§ Prompt: Drop every picture and give the entries back exactly.
>> begin Stored data
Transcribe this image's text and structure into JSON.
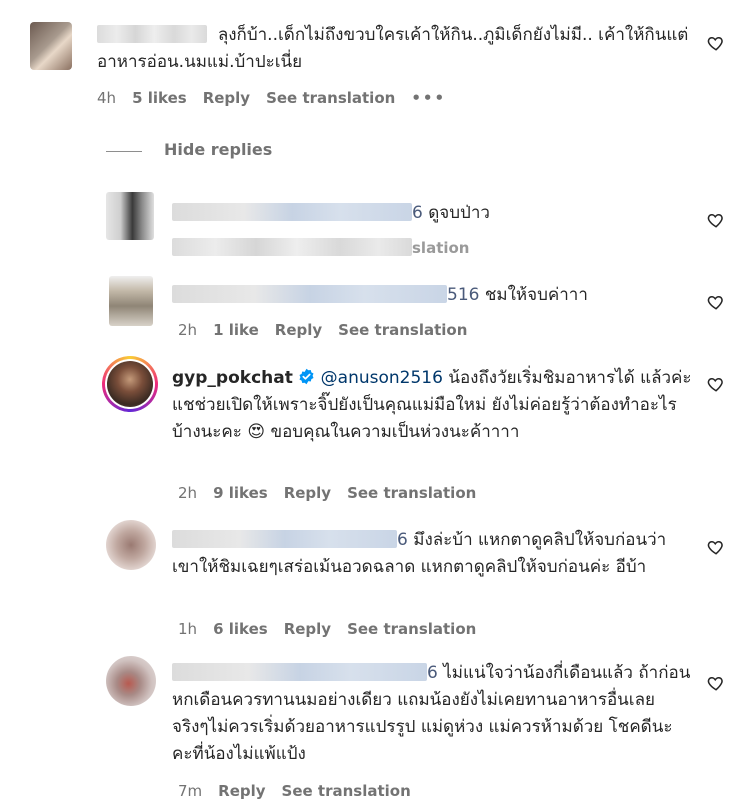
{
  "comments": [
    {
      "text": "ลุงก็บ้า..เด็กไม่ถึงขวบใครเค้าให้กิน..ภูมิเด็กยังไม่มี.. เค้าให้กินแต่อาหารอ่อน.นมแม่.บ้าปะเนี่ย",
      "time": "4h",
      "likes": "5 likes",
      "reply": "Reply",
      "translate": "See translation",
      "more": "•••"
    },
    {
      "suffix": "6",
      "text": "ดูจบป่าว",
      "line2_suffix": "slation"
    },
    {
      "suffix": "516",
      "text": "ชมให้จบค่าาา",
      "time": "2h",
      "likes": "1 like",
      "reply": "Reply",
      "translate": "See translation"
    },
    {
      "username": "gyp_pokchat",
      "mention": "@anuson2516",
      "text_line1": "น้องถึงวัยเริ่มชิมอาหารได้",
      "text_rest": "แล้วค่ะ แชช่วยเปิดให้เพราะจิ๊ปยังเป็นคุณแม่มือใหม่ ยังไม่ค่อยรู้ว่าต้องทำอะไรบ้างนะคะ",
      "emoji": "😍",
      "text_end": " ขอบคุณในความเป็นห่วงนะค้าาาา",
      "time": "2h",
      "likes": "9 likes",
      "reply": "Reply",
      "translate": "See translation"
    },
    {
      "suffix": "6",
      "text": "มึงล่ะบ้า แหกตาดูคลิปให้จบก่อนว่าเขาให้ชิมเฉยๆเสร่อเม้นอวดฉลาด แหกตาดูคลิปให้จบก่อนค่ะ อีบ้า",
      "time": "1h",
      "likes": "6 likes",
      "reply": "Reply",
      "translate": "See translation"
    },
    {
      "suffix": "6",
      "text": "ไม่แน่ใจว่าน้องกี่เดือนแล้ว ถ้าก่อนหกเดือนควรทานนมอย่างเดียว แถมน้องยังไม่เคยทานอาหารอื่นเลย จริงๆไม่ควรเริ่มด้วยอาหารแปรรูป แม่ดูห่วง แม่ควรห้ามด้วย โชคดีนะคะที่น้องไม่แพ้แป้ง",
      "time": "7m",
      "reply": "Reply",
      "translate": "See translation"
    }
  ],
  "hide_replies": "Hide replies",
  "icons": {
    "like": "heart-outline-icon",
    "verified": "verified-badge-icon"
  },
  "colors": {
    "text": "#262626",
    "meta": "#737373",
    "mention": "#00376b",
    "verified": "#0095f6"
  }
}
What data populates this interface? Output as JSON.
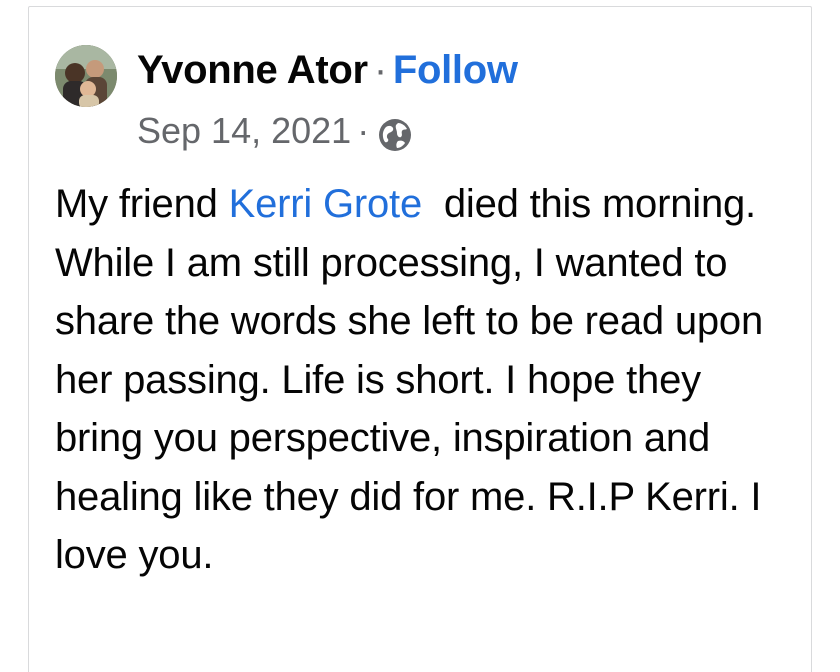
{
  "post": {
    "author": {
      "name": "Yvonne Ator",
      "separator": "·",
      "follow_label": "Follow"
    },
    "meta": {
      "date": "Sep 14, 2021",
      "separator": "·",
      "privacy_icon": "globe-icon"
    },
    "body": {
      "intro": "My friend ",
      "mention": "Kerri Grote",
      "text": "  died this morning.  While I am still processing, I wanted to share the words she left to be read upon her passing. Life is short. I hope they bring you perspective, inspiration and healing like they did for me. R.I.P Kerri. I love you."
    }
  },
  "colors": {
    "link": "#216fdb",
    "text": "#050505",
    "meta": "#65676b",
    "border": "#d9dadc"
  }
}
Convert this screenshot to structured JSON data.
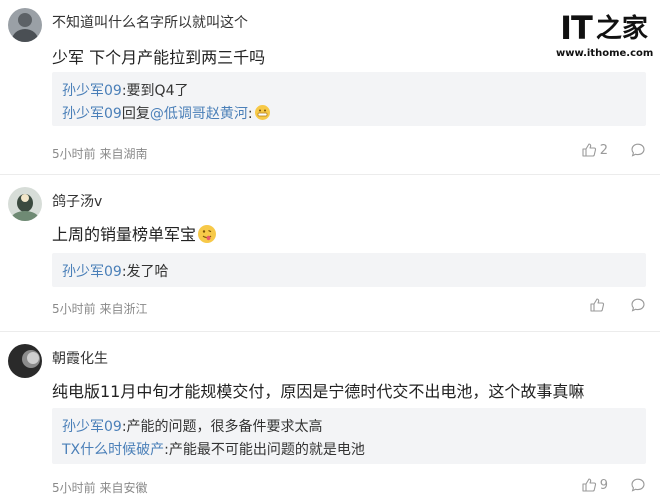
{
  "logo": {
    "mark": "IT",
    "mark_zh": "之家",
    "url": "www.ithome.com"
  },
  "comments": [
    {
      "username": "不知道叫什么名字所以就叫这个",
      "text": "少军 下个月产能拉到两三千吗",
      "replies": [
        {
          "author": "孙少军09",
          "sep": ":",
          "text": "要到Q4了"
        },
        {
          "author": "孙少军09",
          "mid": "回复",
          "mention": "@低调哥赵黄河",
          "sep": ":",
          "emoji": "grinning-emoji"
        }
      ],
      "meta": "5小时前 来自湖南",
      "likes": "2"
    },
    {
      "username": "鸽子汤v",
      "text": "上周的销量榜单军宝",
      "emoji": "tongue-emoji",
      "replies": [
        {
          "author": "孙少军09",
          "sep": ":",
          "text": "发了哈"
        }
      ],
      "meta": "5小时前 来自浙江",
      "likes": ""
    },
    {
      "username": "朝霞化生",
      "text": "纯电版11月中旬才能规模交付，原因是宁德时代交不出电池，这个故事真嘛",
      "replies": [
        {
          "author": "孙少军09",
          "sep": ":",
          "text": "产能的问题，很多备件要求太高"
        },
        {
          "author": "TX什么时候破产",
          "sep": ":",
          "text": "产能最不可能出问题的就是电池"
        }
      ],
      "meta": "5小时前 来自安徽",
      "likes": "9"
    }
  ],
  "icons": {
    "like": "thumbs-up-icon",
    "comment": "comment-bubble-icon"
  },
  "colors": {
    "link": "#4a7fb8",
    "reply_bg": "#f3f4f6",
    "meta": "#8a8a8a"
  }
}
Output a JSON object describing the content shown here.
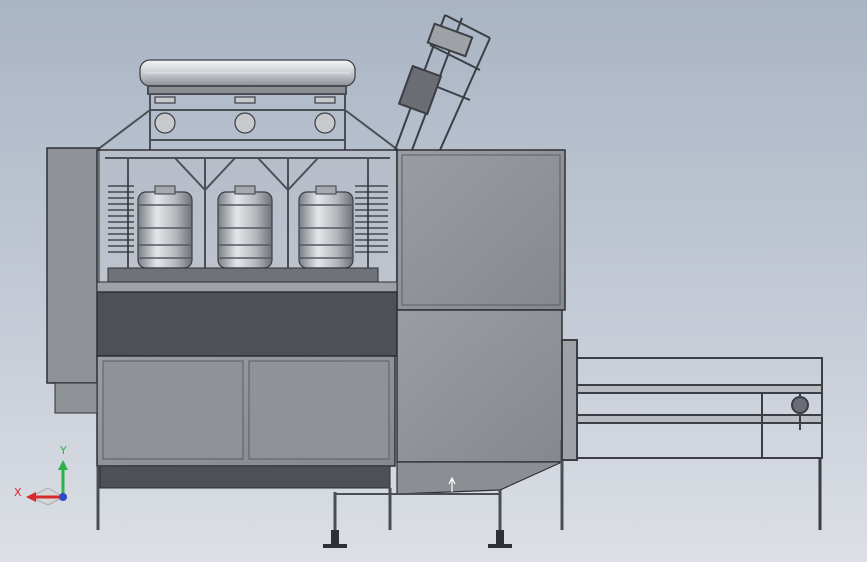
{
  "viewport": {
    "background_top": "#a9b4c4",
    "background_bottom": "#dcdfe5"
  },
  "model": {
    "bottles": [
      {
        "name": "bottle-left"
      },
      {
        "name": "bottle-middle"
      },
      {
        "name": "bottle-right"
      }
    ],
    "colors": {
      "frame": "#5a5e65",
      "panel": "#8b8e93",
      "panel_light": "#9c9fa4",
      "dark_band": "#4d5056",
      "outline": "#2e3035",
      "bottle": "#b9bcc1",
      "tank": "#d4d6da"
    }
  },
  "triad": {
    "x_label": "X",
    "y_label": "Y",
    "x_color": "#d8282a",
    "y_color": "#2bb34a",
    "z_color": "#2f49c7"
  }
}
>> end Stored data
§ Solution below:
Transcribe this image's text and structure into JSON.
{
  "comments": [
    {
      "text": "ลุงก็บ้า..เด็กไม่ถึงขวบใครเค้าให้กิน..ภูมิเด็กยังไม่มี.. เค้าให้กินแต่อาหารอ่อน.นมแม่.บ้าปะเนี่ย",
      "time": "4h",
      "likes": "5 likes",
      "reply": "Reply",
      "translate": "See translation",
      "more": "•••"
    },
    {
      "suffix": "6",
      "text": "ดูจบป่าว",
      "line2_suffix": "slation"
    },
    {
      "suffix": "516",
      "text": "ชมให้จบค่าาา",
      "time": "2h",
      "likes": "1 like",
      "reply": "Reply",
      "translate": "See translation"
    },
    {
      "username": "gyp_pokchat",
      "mention": "@anuson2516",
      "text_line1": "น้องถึงวัยเริ่มชิมอาหารได้",
      "text_rest": "แล้วค่ะ แชช่วยเปิดให้เพราะจิ๊ปยังเป็นคุณแม่มือใหม่ ยังไม่ค่อยรู้ว่าต้องทำอะไรบ้างนะคะ",
      "emoji": "😍",
      "text_end": " ขอบคุณในความเป็นห่วงนะค้าาาา",
      "time": "2h",
      "likes": "9 likes",
      "reply": "Reply",
      "translate": "See translation"
    },
    {
      "suffix": "6",
      "text": "มึงล่ะบ้า แหกตาดูคลิปให้จบก่อนว่าเขาให้ชิมเฉยๆเสร่อเม้นอวดฉลาด แหกตาดูคลิปให้จบก่อนค่ะ อีบ้า",
      "time": "1h",
      "likes": "6 likes",
      "reply": "Reply",
      "translate": "See translation"
    },
    {
      "suffix": "6",
      "text": "ไม่แน่ใจว่าน้องกี่เดือนแล้ว ถ้าก่อนหกเดือนควรทานนมอย่างเดียว แถมน้องยังไม่เคยทานอาหารอื่นเลย จริงๆไม่ควรเริ่มด้วยอาหารแปรรูป แม่ดูห่วง แม่ควรห้ามด้วย โชคดีนะคะที่น้องไม่แพ้แป้ง",
      "time": "7m",
      "reply": "Reply",
      "translate": "See translation"
    }
  ],
  "hide_replies": "Hide replies",
  "icons": {
    "like": "heart-outline-icon",
    "verified": "verified-badge-icon"
  },
  "colors": {
    "text": "#262626",
    "meta": "#737373",
    "mention": "#00376b",
    "verified": "#0095f6"
  }
}
What data populates this interface? Output as JSON.
{
  "post": {
    "author": {
      "name": "Yvonne Ator",
      "separator": "·",
      "follow_label": "Follow"
    },
    "meta": {
      "date": "Sep 14, 2021",
      "separator": "·",
      "privacy_icon": "globe-icon"
    },
    "body": {
      "intro": "My friend ",
      "mention": "Kerri Grote",
      "text": "  died this morning.  While I am still processing, I wanted to share the words she left to be read upon her passing. Life is short. I hope they bring you perspective, inspiration and healing like they did for me. R.I.P Kerri. I love you."
    }
  },
  "colors": {
    "link": "#216fdb",
    "text": "#050505",
    "meta": "#65676b",
    "border": "#d9dadc"
  }
}
Convert this screenshot to structured JSON data.
{
  "logo": {
    "mark": "IT",
    "mark_zh": "之家",
    "url": "www.ithome.com"
  },
  "comments": [
    {
      "username": "不知道叫什么名字所以就叫这个",
      "text": "少军 下个月产能拉到两三千吗",
      "replies": [
        {
          "author": "孙少军09",
          "sep": ":",
          "text": "要到Q4了"
        },
        {
          "author": "孙少军09",
          "mid": "回复",
          "mention": "@低调哥赵黄河",
          "sep": ":",
          "emoji": "grinning-emoji"
        }
      ],
      "meta": "5小时前 来自湖南",
      "likes": "2"
    },
    {
      "username": "鸽子汤v",
      "text": "上周的销量榜单军宝",
      "emoji": "tongue-emoji",
      "replies": [
        {
          "author": "孙少军09",
          "sep": ":",
          "text": "发了哈"
        }
      ],
      "meta": "5小时前 来自浙江",
      "likes": ""
    },
    {
      "username": "朝霞化生",
      "text": "纯电版11月中旬才能规模交付，原因是宁德时代交不出电池，这个故事真嘛",
      "replies": [
        {
          "author": "孙少军09",
          "sep": ":",
          "text": "产能的问题，很多备件要求太高"
        },
        {
          "author": "TX什么时候破产",
          "sep": ":",
          "text": "产能最不可能出问题的就是电池"
        }
      ],
      "meta": "5小时前 来自安徽",
      "likes": "9"
    }
  ],
  "icons": {
    "like": "thumbs-up-icon",
    "comment": "comment-bubble-icon"
  },
  "colors": {
    "link": "#4a7fb8",
    "reply_bg": "#f3f4f6",
    "meta": "#8a8a8a"
  }
}
Output a JSON object describing the content shown here.
{
  "viewport": {
    "background_top": "#a9b4c4",
    "background_bottom": "#dcdfe5"
  },
  "model": {
    "bottles": [
      {
        "name": "bottle-left"
      },
      {
        "name": "bottle-middle"
      },
      {
        "name": "bottle-right"
      }
    ],
    "colors": {
      "frame": "#5a5e65",
      "panel": "#8b8e93",
      "panel_light": "#9c9fa4",
      "dark_band": "#4d5056",
      "outline": "#2e3035",
      "bottle": "#b9bcc1",
      "tank": "#d4d6da"
    }
  },
  "triad": {
    "x_label": "X",
    "y_label": "Y",
    "x_color": "#d8282a",
    "y_color": "#2bb34a",
    "z_color": "#2f49c7"
  }
}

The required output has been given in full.